***** Data provided *****

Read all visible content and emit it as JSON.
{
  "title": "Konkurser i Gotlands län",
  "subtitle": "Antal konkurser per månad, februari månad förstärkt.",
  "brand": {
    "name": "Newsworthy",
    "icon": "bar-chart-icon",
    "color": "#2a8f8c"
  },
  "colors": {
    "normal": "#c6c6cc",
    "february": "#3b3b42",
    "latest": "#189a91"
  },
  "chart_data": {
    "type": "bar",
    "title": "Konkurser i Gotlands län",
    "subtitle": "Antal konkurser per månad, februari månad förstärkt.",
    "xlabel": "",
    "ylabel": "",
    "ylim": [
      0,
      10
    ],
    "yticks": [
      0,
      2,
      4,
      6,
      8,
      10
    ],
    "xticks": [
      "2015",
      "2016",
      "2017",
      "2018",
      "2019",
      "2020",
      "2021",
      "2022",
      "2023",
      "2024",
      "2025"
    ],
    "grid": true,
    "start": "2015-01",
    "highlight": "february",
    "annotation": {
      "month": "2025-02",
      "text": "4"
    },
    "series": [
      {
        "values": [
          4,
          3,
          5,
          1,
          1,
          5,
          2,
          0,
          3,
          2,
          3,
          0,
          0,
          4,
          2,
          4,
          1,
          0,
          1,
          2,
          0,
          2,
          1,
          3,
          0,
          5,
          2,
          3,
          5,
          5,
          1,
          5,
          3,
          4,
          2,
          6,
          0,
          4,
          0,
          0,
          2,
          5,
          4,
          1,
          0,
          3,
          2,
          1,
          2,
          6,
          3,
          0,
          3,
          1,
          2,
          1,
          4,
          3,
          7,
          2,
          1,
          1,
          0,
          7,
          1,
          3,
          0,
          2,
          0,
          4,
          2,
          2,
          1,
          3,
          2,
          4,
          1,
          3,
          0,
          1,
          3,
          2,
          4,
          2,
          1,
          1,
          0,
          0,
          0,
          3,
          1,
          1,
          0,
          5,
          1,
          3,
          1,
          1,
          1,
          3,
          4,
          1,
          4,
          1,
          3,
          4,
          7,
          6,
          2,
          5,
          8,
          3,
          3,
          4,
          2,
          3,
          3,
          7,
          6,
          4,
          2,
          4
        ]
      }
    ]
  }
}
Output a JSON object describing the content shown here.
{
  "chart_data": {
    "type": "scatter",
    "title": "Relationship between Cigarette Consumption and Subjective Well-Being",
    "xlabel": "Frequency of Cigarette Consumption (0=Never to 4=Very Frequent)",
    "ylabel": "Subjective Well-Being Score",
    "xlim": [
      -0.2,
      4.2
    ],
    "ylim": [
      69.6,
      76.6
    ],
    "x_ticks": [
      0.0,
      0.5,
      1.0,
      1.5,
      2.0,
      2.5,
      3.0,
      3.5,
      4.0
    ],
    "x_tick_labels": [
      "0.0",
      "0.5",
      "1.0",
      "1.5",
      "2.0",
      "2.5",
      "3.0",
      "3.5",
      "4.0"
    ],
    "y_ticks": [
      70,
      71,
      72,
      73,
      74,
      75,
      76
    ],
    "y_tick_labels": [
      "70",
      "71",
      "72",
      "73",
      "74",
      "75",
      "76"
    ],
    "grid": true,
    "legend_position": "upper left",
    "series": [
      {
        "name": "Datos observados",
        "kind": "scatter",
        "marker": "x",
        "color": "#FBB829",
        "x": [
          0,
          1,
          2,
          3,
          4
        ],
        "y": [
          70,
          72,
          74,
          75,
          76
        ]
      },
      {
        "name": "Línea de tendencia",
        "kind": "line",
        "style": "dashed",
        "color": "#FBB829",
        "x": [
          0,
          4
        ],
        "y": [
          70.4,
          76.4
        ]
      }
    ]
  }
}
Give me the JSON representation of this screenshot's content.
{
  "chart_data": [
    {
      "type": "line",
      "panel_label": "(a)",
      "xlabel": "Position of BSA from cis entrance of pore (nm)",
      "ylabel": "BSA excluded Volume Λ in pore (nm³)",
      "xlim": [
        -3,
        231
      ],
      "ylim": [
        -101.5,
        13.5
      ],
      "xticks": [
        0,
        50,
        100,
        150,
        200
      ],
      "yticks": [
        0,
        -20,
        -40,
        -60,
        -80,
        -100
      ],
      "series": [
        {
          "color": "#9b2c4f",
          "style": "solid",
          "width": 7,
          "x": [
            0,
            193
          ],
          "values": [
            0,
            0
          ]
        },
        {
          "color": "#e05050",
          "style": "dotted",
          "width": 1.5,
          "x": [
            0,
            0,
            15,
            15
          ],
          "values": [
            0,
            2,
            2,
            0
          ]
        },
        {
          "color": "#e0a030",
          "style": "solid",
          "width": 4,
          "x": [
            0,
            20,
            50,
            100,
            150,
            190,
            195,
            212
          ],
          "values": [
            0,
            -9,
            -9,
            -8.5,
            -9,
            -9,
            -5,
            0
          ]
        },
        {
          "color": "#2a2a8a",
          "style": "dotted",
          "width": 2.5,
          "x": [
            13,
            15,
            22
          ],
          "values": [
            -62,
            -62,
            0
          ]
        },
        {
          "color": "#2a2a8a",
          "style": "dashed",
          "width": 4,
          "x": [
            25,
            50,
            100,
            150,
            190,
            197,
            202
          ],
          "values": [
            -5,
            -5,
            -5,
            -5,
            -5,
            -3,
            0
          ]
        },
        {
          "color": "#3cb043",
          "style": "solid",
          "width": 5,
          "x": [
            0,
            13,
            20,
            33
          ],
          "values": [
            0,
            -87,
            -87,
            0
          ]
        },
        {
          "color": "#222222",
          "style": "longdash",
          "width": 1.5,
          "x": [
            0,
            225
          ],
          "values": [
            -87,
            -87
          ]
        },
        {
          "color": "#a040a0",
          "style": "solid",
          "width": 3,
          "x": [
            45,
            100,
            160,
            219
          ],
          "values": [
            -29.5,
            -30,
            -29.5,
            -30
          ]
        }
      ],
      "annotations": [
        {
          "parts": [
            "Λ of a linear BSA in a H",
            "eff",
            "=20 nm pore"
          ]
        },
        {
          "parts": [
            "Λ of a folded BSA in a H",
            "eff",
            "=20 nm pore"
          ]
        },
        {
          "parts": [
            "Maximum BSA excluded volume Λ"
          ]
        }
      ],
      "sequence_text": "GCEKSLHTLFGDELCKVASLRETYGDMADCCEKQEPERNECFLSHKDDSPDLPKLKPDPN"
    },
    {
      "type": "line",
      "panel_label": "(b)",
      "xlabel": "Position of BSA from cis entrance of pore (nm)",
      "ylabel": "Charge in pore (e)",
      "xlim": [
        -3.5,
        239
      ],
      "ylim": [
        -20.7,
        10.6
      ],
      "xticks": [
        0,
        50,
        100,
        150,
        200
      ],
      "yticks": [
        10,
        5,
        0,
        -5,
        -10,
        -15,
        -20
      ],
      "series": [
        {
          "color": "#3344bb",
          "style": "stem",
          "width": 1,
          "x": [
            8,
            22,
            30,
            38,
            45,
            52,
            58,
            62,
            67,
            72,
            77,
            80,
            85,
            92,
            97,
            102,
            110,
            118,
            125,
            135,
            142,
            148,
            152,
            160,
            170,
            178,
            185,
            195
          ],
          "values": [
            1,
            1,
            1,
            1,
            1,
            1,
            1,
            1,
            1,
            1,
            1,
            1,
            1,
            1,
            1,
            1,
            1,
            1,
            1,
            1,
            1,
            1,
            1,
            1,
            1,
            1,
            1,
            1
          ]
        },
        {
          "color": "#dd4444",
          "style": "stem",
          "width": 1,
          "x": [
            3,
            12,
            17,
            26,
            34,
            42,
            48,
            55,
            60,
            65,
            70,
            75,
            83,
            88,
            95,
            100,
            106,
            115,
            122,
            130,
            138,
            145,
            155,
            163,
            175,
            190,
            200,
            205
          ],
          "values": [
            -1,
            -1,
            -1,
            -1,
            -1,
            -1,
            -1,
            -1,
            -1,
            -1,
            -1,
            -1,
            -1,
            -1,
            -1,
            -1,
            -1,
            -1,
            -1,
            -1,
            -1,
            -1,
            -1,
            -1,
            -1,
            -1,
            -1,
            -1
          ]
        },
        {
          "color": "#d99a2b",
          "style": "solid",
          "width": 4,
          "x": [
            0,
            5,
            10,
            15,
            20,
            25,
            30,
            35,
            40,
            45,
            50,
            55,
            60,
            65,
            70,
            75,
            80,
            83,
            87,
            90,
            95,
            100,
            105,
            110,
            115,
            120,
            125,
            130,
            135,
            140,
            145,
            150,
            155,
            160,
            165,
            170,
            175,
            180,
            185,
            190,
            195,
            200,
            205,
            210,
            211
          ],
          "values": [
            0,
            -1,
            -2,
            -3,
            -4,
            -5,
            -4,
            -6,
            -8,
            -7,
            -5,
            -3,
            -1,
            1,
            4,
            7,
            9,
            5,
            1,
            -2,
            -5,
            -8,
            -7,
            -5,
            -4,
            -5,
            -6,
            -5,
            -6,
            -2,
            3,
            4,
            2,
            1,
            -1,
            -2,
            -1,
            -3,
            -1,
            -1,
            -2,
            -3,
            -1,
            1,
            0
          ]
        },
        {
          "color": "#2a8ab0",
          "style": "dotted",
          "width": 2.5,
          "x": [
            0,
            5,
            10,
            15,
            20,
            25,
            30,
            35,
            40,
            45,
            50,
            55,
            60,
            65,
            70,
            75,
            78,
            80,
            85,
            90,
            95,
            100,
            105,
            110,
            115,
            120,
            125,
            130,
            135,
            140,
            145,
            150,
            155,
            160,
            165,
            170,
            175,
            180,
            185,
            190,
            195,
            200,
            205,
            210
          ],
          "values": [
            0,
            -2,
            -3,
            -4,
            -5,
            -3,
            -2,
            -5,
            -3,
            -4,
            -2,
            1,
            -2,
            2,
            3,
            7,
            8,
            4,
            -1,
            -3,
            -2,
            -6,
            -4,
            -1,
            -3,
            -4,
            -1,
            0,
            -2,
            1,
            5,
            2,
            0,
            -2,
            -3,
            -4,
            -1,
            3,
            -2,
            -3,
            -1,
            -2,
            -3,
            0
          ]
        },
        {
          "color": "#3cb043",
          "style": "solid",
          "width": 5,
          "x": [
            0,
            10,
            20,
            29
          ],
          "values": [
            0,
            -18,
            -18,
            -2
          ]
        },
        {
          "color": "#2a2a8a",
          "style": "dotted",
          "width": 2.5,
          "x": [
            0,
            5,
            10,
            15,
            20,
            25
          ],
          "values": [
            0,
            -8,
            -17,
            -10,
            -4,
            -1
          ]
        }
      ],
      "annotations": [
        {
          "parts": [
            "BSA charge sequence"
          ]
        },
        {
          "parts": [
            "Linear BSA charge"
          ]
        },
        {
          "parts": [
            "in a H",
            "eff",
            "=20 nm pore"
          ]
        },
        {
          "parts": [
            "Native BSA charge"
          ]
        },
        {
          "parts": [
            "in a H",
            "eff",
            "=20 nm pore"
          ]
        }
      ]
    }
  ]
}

*****

Work required » Extract lines where the string "Well" occurs.

Response »
    "title": "Relationship between Cigarette Consumption and Subjective Well-Being",
    "ylabel": "Subjective Well-Being Score",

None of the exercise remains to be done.